* Begin Raw data *

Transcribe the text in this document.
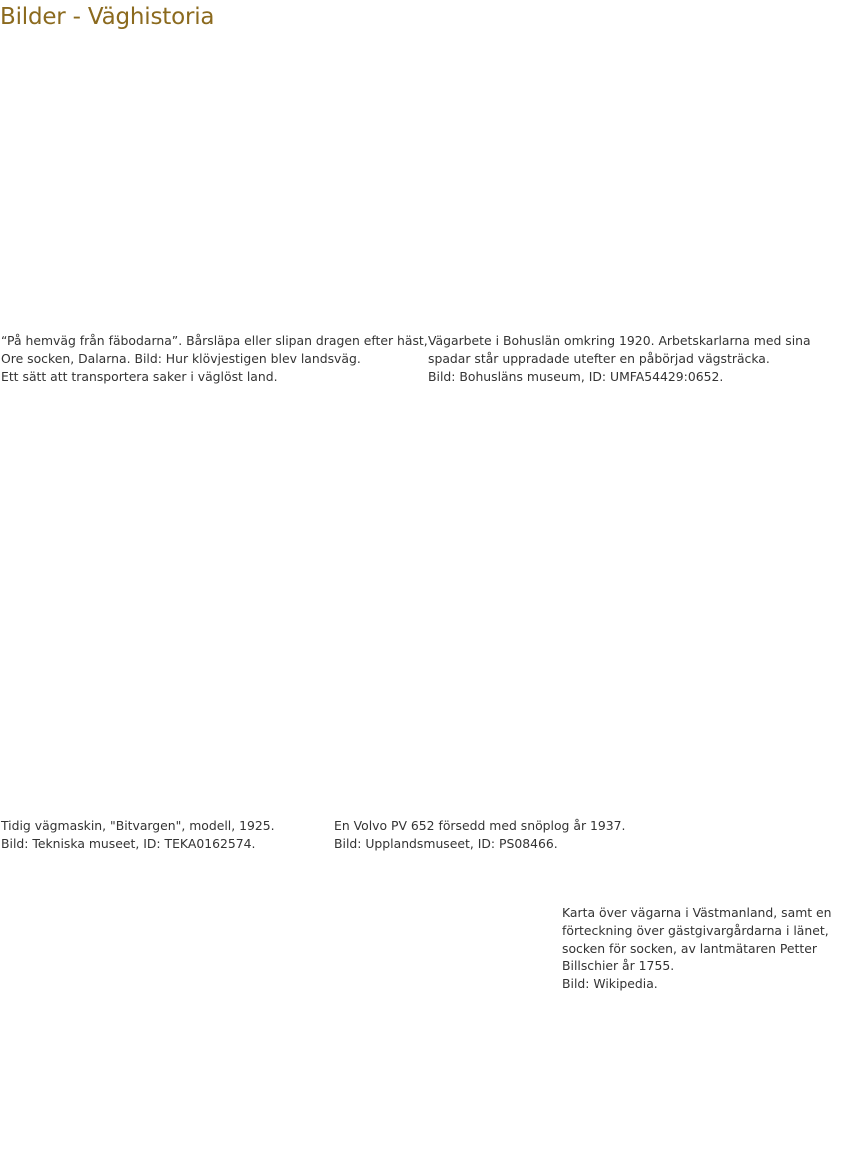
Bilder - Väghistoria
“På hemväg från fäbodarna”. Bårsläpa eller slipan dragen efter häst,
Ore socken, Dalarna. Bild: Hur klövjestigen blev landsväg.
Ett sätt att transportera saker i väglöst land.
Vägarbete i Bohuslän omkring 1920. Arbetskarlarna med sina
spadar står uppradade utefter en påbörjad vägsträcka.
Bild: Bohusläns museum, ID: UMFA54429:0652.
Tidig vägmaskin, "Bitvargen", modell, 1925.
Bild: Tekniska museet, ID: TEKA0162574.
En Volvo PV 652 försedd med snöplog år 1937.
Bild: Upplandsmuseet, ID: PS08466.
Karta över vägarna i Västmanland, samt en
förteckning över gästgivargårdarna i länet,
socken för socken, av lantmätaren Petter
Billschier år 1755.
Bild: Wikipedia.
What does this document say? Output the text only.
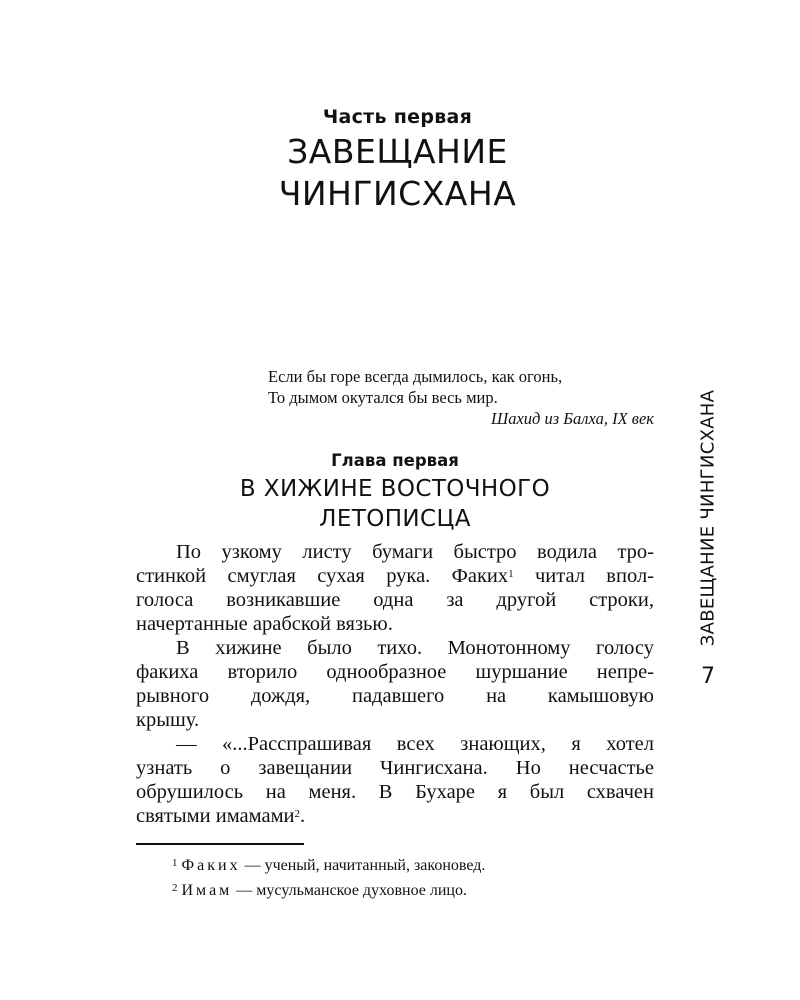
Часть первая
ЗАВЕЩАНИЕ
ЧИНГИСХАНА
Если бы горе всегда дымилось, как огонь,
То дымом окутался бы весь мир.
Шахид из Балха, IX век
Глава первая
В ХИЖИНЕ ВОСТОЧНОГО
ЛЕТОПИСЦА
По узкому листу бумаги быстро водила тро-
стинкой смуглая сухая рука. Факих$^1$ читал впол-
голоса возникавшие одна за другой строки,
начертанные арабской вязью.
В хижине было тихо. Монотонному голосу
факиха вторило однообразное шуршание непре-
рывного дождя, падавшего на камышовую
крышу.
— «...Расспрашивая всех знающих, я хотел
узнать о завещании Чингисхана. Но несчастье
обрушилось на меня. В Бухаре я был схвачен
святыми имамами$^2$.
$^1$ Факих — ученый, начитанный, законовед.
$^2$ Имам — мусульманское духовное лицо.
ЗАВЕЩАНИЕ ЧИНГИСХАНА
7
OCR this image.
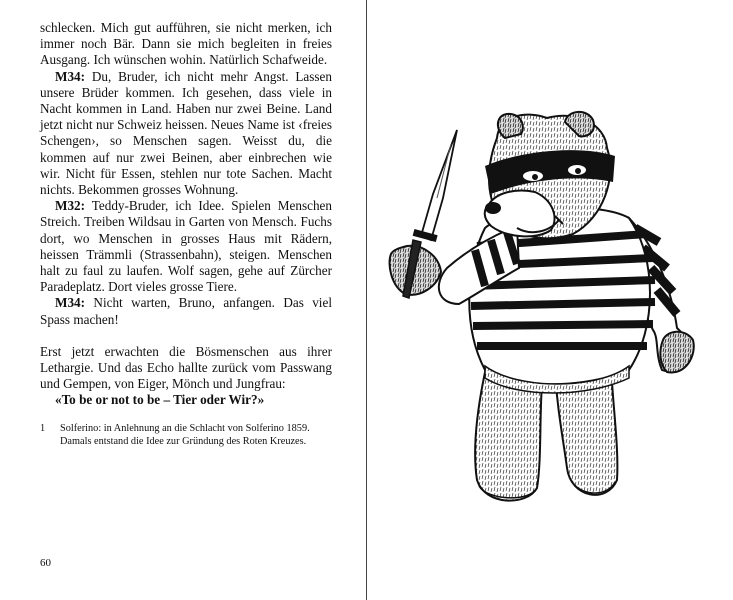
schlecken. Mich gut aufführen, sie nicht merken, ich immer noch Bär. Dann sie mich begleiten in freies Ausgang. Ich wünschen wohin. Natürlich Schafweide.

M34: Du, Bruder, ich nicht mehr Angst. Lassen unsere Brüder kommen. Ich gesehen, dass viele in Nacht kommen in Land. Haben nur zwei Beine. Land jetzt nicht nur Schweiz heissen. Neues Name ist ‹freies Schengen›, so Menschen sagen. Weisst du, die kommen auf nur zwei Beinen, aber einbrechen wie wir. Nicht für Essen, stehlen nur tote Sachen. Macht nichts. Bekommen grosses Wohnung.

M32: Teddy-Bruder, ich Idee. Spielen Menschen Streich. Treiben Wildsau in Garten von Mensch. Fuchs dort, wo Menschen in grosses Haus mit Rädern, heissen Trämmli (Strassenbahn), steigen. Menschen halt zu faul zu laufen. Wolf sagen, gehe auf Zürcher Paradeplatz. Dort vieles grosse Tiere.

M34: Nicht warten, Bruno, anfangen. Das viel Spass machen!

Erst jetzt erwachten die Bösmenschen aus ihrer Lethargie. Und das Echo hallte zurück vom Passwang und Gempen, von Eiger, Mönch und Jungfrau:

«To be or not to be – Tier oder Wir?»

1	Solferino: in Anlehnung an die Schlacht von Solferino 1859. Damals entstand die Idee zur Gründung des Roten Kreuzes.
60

* End Raw data *
* Begin Raw data *

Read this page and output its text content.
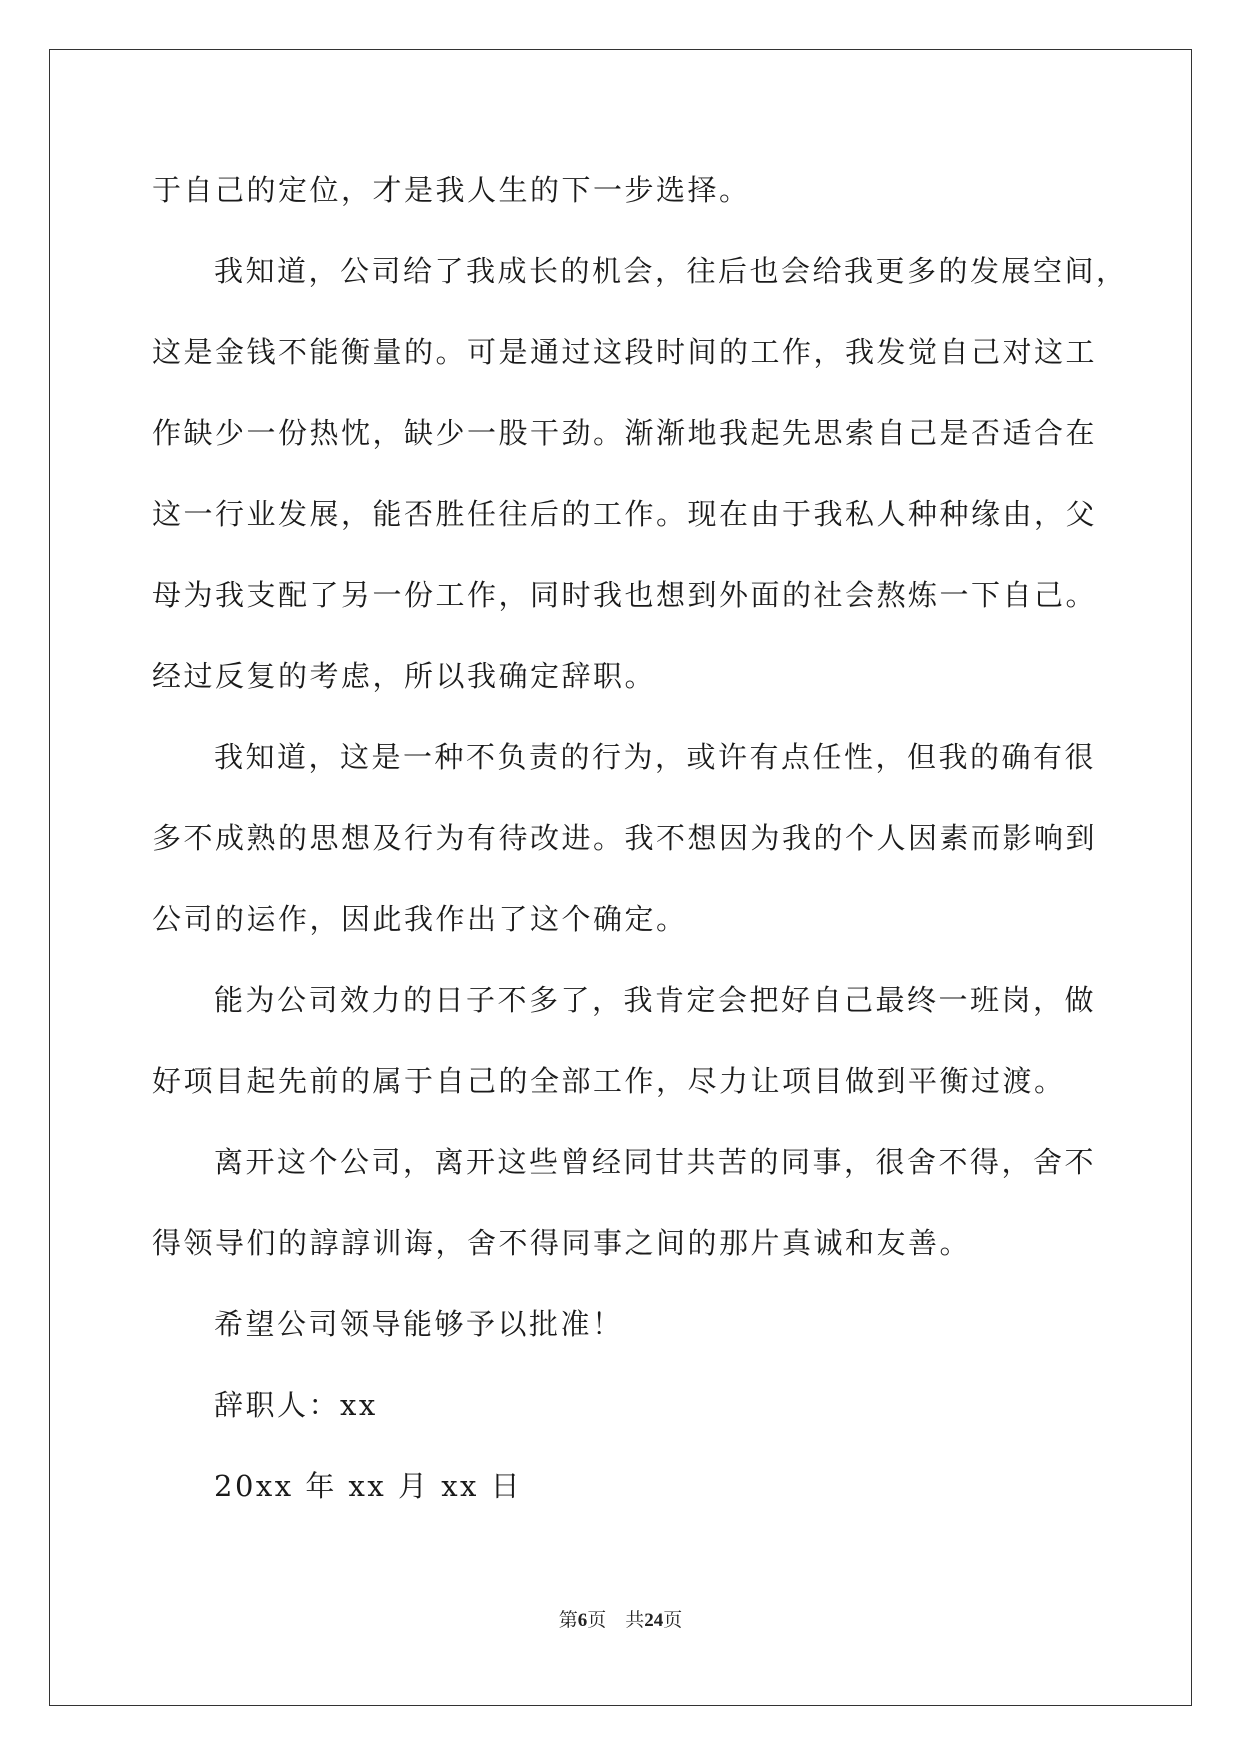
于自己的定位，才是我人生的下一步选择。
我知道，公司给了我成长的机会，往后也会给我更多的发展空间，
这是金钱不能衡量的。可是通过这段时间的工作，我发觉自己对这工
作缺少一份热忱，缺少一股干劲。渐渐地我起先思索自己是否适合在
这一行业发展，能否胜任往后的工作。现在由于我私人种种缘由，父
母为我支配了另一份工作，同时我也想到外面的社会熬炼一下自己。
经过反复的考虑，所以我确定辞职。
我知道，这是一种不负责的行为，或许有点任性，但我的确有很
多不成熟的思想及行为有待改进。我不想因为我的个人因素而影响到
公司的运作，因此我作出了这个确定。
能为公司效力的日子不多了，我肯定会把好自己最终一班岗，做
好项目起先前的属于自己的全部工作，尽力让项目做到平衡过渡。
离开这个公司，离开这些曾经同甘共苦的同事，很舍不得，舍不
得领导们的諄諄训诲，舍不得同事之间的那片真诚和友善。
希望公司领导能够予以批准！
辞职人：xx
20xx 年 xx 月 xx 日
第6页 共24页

* End Raw data *
* Begin Raw data *

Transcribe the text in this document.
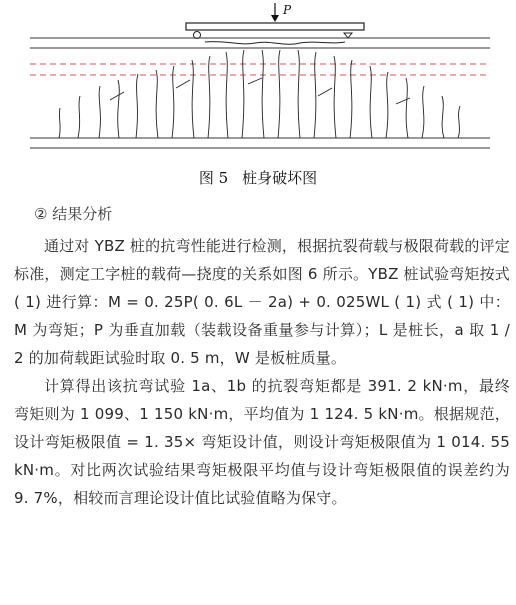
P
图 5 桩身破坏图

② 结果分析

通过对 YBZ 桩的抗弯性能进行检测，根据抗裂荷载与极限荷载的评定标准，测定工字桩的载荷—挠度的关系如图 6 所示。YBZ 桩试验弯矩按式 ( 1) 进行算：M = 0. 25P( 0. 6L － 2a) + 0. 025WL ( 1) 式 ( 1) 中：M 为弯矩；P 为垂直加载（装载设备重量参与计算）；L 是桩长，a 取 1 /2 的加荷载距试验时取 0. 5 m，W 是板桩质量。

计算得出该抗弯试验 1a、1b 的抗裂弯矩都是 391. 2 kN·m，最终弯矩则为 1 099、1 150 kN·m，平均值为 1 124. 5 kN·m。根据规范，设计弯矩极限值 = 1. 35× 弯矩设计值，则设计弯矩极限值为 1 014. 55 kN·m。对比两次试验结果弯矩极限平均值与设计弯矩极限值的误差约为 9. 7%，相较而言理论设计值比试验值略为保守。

* End Raw data *

» Written request
Look over the records above and copy each line that includes the string "text".

» Written answer
Transcribe the text in this document.
What does this document say? Output the text only.
Read this page and output its text content.
Transcribe the text in this document.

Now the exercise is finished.